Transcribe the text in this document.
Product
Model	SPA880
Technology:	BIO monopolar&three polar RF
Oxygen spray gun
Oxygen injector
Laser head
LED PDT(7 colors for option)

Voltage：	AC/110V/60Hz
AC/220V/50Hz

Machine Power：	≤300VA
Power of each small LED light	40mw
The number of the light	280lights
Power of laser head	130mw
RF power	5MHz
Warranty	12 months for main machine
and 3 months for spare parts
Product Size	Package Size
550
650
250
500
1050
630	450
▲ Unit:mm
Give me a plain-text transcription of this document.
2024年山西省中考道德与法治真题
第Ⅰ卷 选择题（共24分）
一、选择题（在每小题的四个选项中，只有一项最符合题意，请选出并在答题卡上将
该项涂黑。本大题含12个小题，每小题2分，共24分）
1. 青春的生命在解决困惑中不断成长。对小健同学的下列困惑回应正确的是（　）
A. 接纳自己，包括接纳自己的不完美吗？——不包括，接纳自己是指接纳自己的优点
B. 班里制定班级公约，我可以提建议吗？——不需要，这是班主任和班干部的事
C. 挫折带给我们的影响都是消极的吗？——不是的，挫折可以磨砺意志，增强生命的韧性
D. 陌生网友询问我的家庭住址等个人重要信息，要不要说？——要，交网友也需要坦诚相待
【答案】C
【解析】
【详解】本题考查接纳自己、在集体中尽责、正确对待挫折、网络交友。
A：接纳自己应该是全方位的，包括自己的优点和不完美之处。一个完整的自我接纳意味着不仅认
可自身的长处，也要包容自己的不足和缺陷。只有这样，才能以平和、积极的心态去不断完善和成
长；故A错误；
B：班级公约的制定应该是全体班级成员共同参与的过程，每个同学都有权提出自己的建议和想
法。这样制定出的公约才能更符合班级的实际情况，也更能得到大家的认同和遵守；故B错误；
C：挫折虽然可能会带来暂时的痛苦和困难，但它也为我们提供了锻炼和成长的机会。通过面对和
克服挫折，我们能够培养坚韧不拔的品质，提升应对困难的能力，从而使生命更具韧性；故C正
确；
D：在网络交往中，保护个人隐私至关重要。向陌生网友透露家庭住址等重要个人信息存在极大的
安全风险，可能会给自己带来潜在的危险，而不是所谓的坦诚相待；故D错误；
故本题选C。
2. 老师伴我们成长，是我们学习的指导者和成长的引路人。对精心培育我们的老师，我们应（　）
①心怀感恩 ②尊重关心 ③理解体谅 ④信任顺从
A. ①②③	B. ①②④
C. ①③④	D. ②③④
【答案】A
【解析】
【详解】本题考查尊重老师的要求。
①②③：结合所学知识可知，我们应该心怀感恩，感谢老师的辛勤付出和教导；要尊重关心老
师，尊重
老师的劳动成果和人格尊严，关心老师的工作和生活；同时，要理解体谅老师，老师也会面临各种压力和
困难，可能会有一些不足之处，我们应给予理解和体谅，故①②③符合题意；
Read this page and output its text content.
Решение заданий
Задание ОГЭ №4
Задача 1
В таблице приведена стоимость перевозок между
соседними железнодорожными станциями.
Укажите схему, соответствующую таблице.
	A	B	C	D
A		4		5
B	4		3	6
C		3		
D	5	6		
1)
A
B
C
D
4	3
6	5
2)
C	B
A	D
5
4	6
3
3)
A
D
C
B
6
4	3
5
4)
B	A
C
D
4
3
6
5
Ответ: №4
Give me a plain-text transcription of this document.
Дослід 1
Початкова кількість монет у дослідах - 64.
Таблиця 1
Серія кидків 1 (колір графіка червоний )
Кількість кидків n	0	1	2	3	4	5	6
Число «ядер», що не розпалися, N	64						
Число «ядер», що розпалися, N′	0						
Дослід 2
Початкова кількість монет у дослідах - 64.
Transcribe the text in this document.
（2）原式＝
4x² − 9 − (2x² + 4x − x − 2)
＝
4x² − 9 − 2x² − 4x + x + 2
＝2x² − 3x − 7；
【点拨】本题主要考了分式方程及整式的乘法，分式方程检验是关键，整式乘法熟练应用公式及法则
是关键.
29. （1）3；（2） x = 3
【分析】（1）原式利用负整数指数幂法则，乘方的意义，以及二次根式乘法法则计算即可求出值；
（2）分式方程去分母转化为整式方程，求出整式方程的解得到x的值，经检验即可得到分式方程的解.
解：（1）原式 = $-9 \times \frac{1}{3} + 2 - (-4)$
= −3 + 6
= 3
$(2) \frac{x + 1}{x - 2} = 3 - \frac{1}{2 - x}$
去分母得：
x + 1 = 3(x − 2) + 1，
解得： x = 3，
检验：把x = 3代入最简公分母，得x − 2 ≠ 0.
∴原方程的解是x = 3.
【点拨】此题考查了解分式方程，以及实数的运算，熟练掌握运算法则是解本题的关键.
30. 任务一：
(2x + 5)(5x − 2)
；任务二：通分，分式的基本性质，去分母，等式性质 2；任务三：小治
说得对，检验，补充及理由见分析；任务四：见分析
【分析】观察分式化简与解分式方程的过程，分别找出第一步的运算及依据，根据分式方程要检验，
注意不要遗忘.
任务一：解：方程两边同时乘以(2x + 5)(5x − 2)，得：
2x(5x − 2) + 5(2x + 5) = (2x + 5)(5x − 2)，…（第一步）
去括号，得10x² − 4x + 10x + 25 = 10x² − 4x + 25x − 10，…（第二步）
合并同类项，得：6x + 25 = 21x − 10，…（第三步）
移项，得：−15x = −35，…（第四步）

DIRECTIONS FOR THIS TASK —
Retype the listing exactly, in full.

FINISHED EXERCISE —
Transcribe the text in this document.
Product
Model	SPA880
Technology:	BIO monopolar&three polar RF
Oxygen spray gun
Oxygen injector
Laser head
LED PDT(7 colors for option)

Voltage：	AC/110V/60Hz
AC/220V/50Hz

Machine Power：	≤300VA
Power of each small LED light	40mw
The number of the light	280lights
Power of laser head	130mw
RF power	5MHz
Warranty	12 months for main machine
and 3 months for spare parts
Product Size	Package Size
550
650
250
500
1050
630	450
▲ Unit:mm
Give me a plain-text transcription of this document.
2024年山西省中考道德与法治真题
第Ⅰ卷 选择题（共24分）
一、选择题（在每小题的四个选项中，只有一项最符合题意，请选出并在答题卡上将
该项涂黑。本大题含12个小题，每小题2分，共24分）
1. 青春的生命在解决困惑中不断成长。对小健同学的下列困惑回应正确的是（　）
A. 接纳自己，包括接纳自己的不完美吗？——不包括，接纳自己是指接纳自己的优点
B. 班里制定班级公约，我可以提建议吗？——不需要，这是班主任和班干部的事
C. 挫折带给我们的影响都是消极的吗？——不是的，挫折可以磨砺意志，增强生命的韧性
D. 陌生网友询问我的家庭住址等个人重要信息，要不要说？——要，交网友也需要坦诚相待
【答案】C
【解析】
【详解】本题考查接纳自己、在集体中尽责、正确对待挫折、网络交友。
A：接纳自己应该是全方位的，包括自己的优点和不完美之处。一个完整的自我接纳意味着不仅认
可自身的长处，也要包容自己的不足和缺陷。只有这样，才能以平和、积极的心态去不断完善和成
长；故A错误；
B：班级公约的制定应该是全体班级成员共同参与的过程，每个同学都有权提出自己的建议和想
法。这样制定出的公约才能更符合班级的实际情况，也更能得到大家的认同和遵守；故B错误；
C：挫折虽然可能会带来暂时的痛苦和困难，但它也为我们提供了锻炼和成长的机会。通过面对和
克服挫折，我们能够培养坚韧不拔的品质，提升应对困难的能力，从而使生命更具韧性；故C正
确；
D：在网络交往中，保护个人隐私至关重要。向陌生网友透露家庭住址等重要个人信息存在极大的
安全风险，可能会给自己带来潜在的危险，而不是所谓的坦诚相待；故D错误；
故本题选C。
2. 老师伴我们成长，是我们学习的指导者和成长的引路人。对精心培育我们的老师，我们应（　）
①心怀感恩 ②尊重关心 ③理解体谅 ④信任顺从
A. ①②③	B. ①②④
C. ①③④	D. ②③④
【答案】A
【解析】
【详解】本题考查尊重老师的要求。
①②③：结合所学知识可知，我们应该心怀感恩，感谢老师的辛勤付出和教导；要尊重关心老
师，尊重
老师的劳动成果和人格尊严，关心老师的工作和生活；同时，要理解体谅老师，老师也会面临各种压力和
困难，可能会有一些不足之处，我们应给予理解和体谅，故①②③符合题意；
Read this page and output its text content.
Решение заданий
Задание ОГЭ №4
Задача 1
В таблице приведена стоимость перевозок между
соседними железнодорожными станциями.
Укажите схему, соответствующую таблице.
	A	B	C	D
A		4		5
B	4		3	6
C		3		
D	5	6		
1)
A
B
C
D
4	3
6	5
2)
C	B
A	D
5
4	6
3
3)
A
D
C
B
6
4	3
5
4)
B	A
C
D
4
3
6
5
Ответ: №4
Give me a plain-text transcription of this document.
Дослід 1
Початкова кількість монет у дослідах - 64.
Таблиця 1
Серія кидків 1 (колір графіка червоний )
Кількість кидків n	0	1	2	3	4	5	6
Число «ядер», що не розпалися, N	64						
Число «ядер», що розпалися, N′	0						
Дослід 2
Початкова кількість монет у дослідах - 64.
Transcribe the text in this document.
（2）原式＝
4x² − 9 − (2x² + 4x − x − 2)
＝
4x² − 9 − 2x² − 4x + x + 2
＝2x² − 3x − 7；
【点拨】本题主要考了分式方程及整式的乘法，分式方程检验是关键，整式乘法熟练应用公式及法则
是关键.
29. （1）3；（2） x = 3
【分析】（1）原式利用负整数指数幂法则，乘方的意义，以及二次根式乘法法则计算即可求出值；
（2）分式方程去分母转化为整式方程，求出整式方程的解得到x的值，经检验即可得到分式方程的解.
解：（1）原式 = $-9 \times \frac{1}{3} + 2 - (-4)$
= −3 + 6
= 3
$(2) \frac{x + 1}{x - 2} = 3 - \frac{1}{2 - x}$
去分母得：
x + 1 = 3(x − 2) + 1，
解得： x = 3，
检验：把x = 3代入最简公分母，得x − 2 ≠ 0.
∴原方程的解是x = 3.
【点拨】此题考查了解分式方程，以及实数的运算，熟练掌握运算法则是解本题的关键.
30. 任务一：
(2x + 5)(5x − 2)
；任务二：通分，分式的基本性质，去分母，等式性质 2；任务三：小治
说得对，检验，补充及理由见分析；任务四：见分析
【分析】观察分式化简与解分式方程的过程，分别找出第一步的运算及依据，根据分式方程要检验，
注意不要遗忘.
任务一：解：方程两边同时乘以(2x + 5)(5x − 2)，得：
2x(5x − 2) + 5(2x + 5) = (2x + 5)(5x − 2)，…（第一步）
去括号，得10x² − 4x + 10x + 25 = 10x² − 4x + 25x − 10，…（第二步）
合并同类项，得：6x + 25 = 21x − 10，…（第三步）
移项，得：−15x = −35，…（第四步）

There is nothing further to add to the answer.